**DIRECTIONS FOR THIS TASK:**
Restate the whole listing exactly.

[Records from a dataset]
======

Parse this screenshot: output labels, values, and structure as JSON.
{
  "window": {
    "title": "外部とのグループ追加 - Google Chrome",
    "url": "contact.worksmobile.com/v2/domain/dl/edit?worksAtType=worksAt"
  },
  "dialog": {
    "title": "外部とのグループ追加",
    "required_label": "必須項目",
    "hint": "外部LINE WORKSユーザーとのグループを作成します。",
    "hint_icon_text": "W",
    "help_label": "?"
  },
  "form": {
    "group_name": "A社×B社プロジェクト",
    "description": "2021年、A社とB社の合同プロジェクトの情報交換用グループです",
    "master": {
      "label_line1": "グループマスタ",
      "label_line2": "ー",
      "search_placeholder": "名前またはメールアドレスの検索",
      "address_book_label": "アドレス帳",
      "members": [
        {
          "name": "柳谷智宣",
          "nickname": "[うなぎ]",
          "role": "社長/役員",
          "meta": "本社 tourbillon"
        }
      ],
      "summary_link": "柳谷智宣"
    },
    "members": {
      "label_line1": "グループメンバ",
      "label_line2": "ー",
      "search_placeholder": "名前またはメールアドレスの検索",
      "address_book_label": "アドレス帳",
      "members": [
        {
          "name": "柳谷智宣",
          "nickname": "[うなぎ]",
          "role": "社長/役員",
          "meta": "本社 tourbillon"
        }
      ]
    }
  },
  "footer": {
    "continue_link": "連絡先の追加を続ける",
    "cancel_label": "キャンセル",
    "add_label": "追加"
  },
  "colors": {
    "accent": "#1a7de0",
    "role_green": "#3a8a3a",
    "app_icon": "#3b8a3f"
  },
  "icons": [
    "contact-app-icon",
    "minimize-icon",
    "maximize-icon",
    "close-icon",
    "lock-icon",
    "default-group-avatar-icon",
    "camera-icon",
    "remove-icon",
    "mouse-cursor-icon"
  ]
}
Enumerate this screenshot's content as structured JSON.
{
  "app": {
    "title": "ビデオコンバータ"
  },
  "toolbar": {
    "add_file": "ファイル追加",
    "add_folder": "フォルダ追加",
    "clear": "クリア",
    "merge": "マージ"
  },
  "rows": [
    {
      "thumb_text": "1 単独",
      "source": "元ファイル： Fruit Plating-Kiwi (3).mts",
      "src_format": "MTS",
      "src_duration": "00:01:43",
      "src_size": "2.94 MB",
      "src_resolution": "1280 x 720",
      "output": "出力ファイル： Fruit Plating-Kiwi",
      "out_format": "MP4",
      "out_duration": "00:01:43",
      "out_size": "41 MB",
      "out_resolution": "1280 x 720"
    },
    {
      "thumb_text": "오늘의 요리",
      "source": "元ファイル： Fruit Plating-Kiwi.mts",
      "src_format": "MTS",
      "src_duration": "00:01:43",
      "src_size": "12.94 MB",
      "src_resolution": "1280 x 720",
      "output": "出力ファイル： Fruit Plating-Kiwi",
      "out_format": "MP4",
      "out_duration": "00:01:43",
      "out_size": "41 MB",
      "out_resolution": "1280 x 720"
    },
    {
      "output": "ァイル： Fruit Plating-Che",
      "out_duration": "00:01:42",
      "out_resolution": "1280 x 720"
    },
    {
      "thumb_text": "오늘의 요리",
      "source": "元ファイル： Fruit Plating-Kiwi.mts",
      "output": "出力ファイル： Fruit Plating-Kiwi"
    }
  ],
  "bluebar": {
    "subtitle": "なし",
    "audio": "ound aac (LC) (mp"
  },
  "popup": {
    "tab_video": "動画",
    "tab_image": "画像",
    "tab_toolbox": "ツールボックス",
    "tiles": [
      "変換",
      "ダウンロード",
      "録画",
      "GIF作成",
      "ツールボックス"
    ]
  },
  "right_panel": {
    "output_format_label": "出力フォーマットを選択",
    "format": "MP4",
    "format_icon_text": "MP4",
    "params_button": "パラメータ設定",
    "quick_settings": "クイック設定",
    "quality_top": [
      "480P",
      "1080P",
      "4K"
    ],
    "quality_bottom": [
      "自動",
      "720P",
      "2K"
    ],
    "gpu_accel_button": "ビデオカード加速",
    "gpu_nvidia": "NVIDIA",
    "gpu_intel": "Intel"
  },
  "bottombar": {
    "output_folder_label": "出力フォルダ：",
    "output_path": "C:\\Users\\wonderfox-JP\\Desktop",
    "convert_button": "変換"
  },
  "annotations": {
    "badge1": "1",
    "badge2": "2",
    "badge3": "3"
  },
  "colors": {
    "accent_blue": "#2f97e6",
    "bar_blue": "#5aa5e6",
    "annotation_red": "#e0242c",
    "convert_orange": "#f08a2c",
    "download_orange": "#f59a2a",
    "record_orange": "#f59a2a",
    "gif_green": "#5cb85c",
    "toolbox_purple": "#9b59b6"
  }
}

======

**COMPLETED EXERCISE:**
Parse this screenshot: output labels, values, and structure as JSON.
{
  "window": {
    "title": "外部とのグループ追加 - Google Chrome",
    "url": "contact.worksmobile.com/v2/domain/dl/edit?worksAtType=worksAt"
  },
  "dialog": {
    "title": "外部とのグループ追加",
    "required_label": "必須項目",
    "hint": "外部LINE WORKSユーザーとのグループを作成します。",
    "hint_icon_text": "W",
    "help_label": "?"
  },
  "form": {
    "group_name": "A社×B社プロジェクト",
    "description": "2021年、A社とB社の合同プロジェクトの情報交換用グループです",
    "master": {
      "label_line1": "グループマスタ",
      "label_line2": "ー",
      "search_placeholder": "名前またはメールアドレスの検索",
      "address_book_label": "アドレス帳",
      "members": [
        {
          "name": "柳谷智宣",
          "nickname": "[うなぎ]",
          "role": "社長/役員",
          "meta": "本社 tourbillon"
        }
      ],
      "summary_link": "柳谷智宣"
    },
    "members": {
      "label_line1": "グループメンバ",
      "label_line2": "ー",
      "search_placeholder": "名前またはメールアドレスの検索",
      "address_book_label": "アドレス帳",
      "members": [
        {
          "name": "柳谷智宣",
          "nickname": "[うなぎ]",
          "role": "社長/役員",
          "meta": "本社 tourbillon"
        }
      ]
    }
  },
  "footer": {
    "continue_link": "連絡先の追加を続ける",
    "cancel_label": "キャンセル",
    "add_label": "追加"
  },
  "colors": {
    "accent": "#1a7de0",
    "role_green": "#3a8a3a",
    "app_icon": "#3b8a3f"
  },
  "icons": [
    "contact-app-icon",
    "minimize-icon",
    "maximize-icon",
    "close-icon",
    "lock-icon",
    "default-group-avatar-icon",
    "camera-icon",
    "remove-icon",
    "mouse-cursor-icon"
  ]
}
Enumerate this screenshot's content as structured JSON.
{
  "app": {
    "title": "ビデオコンバータ"
  },
  "toolbar": {
    "add_file": "ファイル追加",
    "add_folder": "フォルダ追加",
    "clear": "クリア",
    "merge": "マージ"
  },
  "rows": [
    {
      "thumb_text": "1 単独",
      "source": "元ファイル： Fruit Plating-Kiwi (3).mts",
      "src_format": "MTS",
      "src_duration": "00:01:43",
      "src_size": "2.94 MB",
      "src_resolution": "1280 x 720",
      "output": "出力ファイル： Fruit Plating-Kiwi",
      "out_format": "MP4",
      "out_duration": "00:01:43",
      "out_size": "41 MB",
      "out_resolution": "1280 x 720"
    },
    {
      "thumb_text": "오늘의 요리",
      "source": "元ファイル： Fruit Plating-Kiwi.mts",
      "src_format": "MTS",
      "src_duration": "00:01:43",
      "src_size": "12.94 MB",
      "src_resolution": "1280 x 720",
      "output": "出力ファイル： Fruit Plating-Kiwi",
      "out_format": "MP4",
      "out_duration": "00:01:43",
      "out_size": "41 MB",
      "out_resolution": "1280 x 720"
    },
    {
      "output": "ァイル： Fruit Plating-Che",
      "out_duration": "00:01:42",
      "out_resolution": "1280 x 720"
    },
    {
      "thumb_text": "오늘의 요리",
      "source": "元ファイル： Fruit Plating-Kiwi.mts",
      "output": "出力ファイル： Fruit Plating-Kiwi"
    }
  ],
  "bluebar": {
    "subtitle": "なし",
    "audio": "ound aac (LC) (mp"
  },
  "popup": {
    "tab_video": "動画",
    "tab_image": "画像",
    "tab_toolbox": "ツールボックス",
    "tiles": [
      "変換",
      "ダウンロード",
      "録画",
      "GIF作成",
      "ツールボックス"
    ]
  },
  "right_panel": {
    "output_format_label": "出力フォーマットを選択",
    "format": "MP4",
    "format_icon_text": "MP4",
    "params_button": "パラメータ設定",
    "quick_settings": "クイック設定",
    "quality_top": [
      "480P",
      "1080P",
      "4K"
    ],
    "quality_bottom": [
      "自動",
      "720P",
      "2K"
    ],
    "gpu_accel_button": "ビデオカード加速",
    "gpu_nvidia": "NVIDIA",
    "gpu_intel": "Intel"
  },
  "bottombar": {
    "output_folder_label": "出力フォルダ：",
    "output_path": "C:\\Users\\wonderfox-JP\\Desktop",
    "convert_button": "変換"
  },
  "annotations": {
    "badge1": "1",
    "badge2": "2",
    "badge3": "3"
  },
  "colors": {
    "accent_blue": "#2f97e6",
    "bar_blue": "#5aa5e6",
    "annotation_red": "#e0242c",
    "convert_orange": "#f08a2c",
    "download_orange": "#f59a2a",
    "record_orange": "#f59a2a",
    "gif_green": "#5cb85c",
    "toolbox_purple": "#9b59b6"
  }
}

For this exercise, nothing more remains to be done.